(Dataset rows)
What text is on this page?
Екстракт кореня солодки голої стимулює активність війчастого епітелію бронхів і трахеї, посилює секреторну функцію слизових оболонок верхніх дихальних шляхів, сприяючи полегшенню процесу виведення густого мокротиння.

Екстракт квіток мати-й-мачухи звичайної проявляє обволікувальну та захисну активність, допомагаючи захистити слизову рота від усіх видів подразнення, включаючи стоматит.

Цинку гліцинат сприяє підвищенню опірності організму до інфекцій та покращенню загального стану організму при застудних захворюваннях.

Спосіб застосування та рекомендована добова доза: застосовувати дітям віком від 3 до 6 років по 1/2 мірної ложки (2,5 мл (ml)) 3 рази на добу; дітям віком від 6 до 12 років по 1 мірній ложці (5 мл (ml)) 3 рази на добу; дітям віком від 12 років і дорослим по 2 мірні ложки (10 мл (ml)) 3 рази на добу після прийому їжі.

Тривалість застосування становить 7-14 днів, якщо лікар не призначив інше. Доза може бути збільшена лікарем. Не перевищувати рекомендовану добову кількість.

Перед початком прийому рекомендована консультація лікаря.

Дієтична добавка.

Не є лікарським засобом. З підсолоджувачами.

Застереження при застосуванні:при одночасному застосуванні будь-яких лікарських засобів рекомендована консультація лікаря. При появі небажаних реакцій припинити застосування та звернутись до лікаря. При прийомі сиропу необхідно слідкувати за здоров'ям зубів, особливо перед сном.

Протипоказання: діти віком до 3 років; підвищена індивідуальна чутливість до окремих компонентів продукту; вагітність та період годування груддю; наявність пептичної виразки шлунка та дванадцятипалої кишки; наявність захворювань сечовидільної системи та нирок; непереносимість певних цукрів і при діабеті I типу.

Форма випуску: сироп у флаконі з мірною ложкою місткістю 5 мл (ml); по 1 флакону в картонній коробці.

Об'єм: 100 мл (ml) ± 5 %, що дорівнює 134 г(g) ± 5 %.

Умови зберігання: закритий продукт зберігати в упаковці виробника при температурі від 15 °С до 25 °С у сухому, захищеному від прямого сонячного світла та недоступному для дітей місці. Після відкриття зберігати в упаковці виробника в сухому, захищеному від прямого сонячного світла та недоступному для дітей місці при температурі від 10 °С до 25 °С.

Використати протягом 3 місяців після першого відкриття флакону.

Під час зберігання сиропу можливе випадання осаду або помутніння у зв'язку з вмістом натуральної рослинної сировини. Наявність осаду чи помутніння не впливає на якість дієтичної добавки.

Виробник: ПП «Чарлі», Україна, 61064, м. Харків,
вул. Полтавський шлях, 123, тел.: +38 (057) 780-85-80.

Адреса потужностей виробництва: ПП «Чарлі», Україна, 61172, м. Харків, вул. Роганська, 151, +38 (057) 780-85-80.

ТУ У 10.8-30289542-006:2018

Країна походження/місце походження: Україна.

*Exercise requirements:* Count how many lines above contain the word "активність". Reply with the number alone.

*Solution for this problem:* 2